----- SUPPLIED MATERIAL -----
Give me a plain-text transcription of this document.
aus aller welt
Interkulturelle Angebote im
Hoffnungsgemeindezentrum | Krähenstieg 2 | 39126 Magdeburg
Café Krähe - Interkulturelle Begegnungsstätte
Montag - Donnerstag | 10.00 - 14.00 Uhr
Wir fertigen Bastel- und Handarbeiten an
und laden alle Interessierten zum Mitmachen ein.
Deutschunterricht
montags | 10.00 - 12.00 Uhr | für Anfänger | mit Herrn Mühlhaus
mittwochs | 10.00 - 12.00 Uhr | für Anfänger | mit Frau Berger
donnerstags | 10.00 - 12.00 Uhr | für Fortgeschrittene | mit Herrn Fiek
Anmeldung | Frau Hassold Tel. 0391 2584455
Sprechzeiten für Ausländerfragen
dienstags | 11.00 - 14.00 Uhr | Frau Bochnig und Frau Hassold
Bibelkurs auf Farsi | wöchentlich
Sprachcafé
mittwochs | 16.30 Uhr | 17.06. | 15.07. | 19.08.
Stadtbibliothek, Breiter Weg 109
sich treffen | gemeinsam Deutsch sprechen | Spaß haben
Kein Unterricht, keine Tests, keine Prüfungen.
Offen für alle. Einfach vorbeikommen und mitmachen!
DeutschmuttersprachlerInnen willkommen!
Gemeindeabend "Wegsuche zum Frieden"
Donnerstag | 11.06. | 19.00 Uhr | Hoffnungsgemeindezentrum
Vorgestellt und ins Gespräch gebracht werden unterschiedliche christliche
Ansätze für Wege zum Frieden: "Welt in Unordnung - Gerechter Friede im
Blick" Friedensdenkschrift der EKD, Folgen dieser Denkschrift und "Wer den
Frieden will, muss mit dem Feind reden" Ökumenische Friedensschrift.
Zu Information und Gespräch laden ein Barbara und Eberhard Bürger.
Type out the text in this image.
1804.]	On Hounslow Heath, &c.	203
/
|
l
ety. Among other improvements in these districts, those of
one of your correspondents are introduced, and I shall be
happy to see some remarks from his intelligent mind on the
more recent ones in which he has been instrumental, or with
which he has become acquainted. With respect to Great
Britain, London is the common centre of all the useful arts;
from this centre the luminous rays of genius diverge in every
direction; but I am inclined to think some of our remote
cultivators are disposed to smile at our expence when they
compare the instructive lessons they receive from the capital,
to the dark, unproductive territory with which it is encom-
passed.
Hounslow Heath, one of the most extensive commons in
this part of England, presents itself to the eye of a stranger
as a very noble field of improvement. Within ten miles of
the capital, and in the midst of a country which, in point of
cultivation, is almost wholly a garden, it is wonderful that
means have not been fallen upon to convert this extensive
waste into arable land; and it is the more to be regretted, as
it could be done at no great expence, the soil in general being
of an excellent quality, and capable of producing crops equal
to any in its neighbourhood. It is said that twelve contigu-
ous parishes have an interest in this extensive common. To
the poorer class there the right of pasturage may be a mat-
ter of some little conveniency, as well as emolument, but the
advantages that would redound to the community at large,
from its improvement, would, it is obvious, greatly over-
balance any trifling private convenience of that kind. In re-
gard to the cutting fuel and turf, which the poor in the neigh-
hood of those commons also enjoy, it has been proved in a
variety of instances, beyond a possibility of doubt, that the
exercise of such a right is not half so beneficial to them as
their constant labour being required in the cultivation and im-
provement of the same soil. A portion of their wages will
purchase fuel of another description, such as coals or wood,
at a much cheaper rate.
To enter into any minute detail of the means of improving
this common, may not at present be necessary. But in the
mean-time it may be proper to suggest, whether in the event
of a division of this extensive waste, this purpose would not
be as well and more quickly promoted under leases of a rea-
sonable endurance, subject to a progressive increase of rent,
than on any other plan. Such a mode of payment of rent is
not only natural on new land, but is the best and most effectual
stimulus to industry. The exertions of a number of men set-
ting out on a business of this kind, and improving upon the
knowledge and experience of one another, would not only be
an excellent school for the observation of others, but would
-----
▶ [CHALLENGE] Nothing may be left out: return each entry exactly as it reads.

▶ [COMPLETE OUTPUT]
Give me a plain-text transcription of this document.
aus aller welt
Interkulturelle Angebote im
Hoffnungsgemeindezentrum | Krähenstieg 2 | 39126 Magdeburg
Café Krähe - Interkulturelle Begegnungsstätte
Montag - Donnerstag | 10.00 - 14.00 Uhr
Wir fertigen Bastel- und Handarbeiten an
und laden alle Interessierten zum Mitmachen ein.
Deutschunterricht
montags | 10.00 - 12.00 Uhr | für Anfänger | mit Herrn Mühlhaus
mittwochs | 10.00 - 12.00 Uhr | für Anfänger | mit Frau Berger
donnerstags | 10.00 - 12.00 Uhr | für Fortgeschrittene | mit Herrn Fiek
Anmeldung | Frau Hassold Tel. 0391 2584455
Sprechzeiten für Ausländerfragen
dienstags | 11.00 - 14.00 Uhr | Frau Bochnig und Frau Hassold
Bibelkurs auf Farsi | wöchentlich
Sprachcafé
mittwochs | 16.30 Uhr | 17.06. | 15.07. | 19.08.
Stadtbibliothek, Breiter Weg 109
sich treffen | gemeinsam Deutsch sprechen | Spaß haben
Kein Unterricht, keine Tests, keine Prüfungen.
Offen für alle. Einfach vorbeikommen und mitmachen!
DeutschmuttersprachlerInnen willkommen!
Gemeindeabend "Wegsuche zum Frieden"
Donnerstag | 11.06. | 19.00 Uhr | Hoffnungsgemeindezentrum
Vorgestellt und ins Gespräch gebracht werden unterschiedliche christliche
Ansätze für Wege zum Frieden: "Welt in Unordnung - Gerechter Friede im
Blick" Friedensdenkschrift der EKD, Folgen dieser Denkschrift und "Wer den
Frieden will, muss mit dem Feind reden" Ökumenische Friedensschrift.
Zu Information und Gespräch laden ein Barbara und Eberhard Bürger.
Type out the text in this image.
1804.]	On Hounslow Heath, &c.	203
/
|
l
ety. Among other improvements in these districts, those of
one of your correspondents are introduced, and I shall be
happy to see some remarks from his intelligent mind on the
more recent ones in which he has been instrumental, or with
which he has become acquainted. With respect to Great
Britain, London is the common centre of all the useful arts;
from this centre the luminous rays of genius diverge in every
direction; but I am inclined to think some of our remote
cultivators are disposed to smile at our expence when they
compare the instructive lessons they receive from the capital,
to the dark, unproductive territory with which it is encom-
passed.
Hounslow Heath, one of the most extensive commons in
this part of England, presents itself to the eye of a stranger
as a very noble field of improvement. Within ten miles of
the capital, and in the midst of a country which, in point of
cultivation, is almost wholly a garden, it is wonderful that
means have not been fallen upon to convert this extensive
waste into arable land; and it is the more to be regretted, as
it could be done at no great expence, the soil in general being
of an excellent quality, and capable of producing crops equal
to any in its neighbourhood. It is said that twelve contigu-
ous parishes have an interest in this extensive common. To
the poorer class there the right of pasturage may be a mat-
ter of some little conveniency, as well as emolument, but the
advantages that would redound to the community at large,
from its improvement, would, it is obvious, greatly over-
balance any trifling private convenience of that kind. In re-
gard to the cutting fuel and turf, which the poor in the neigh-
hood of those commons also enjoy, it has been proved in a
variety of instances, beyond a possibility of doubt, that the
exercise of such a right is not half so beneficial to them as
their constant labour being required in the cultivation and im-
provement of the same soil. A portion of their wages will
purchase fuel of another description, such as coals or wood,
at a much cheaper rate.
To enter into any minute detail of the means of improving
this common, may not at present be necessary. But in the
mean-time it may be proper to suggest, whether in the event
of a division of this extensive waste, this purpose would not
be as well and more quickly promoted under leases of a rea-
sonable endurance, subject to a progressive increase of rent,
than on any other plan. Such a mode of payment of rent is
not only natural on new land, but is the best and most effectual
stimulus to industry. The exertions of a number of men set-
ting out on a business of this kind, and improving upon the
knowledge and experience of one another, would not only be
an excellent school for the observation of others, but would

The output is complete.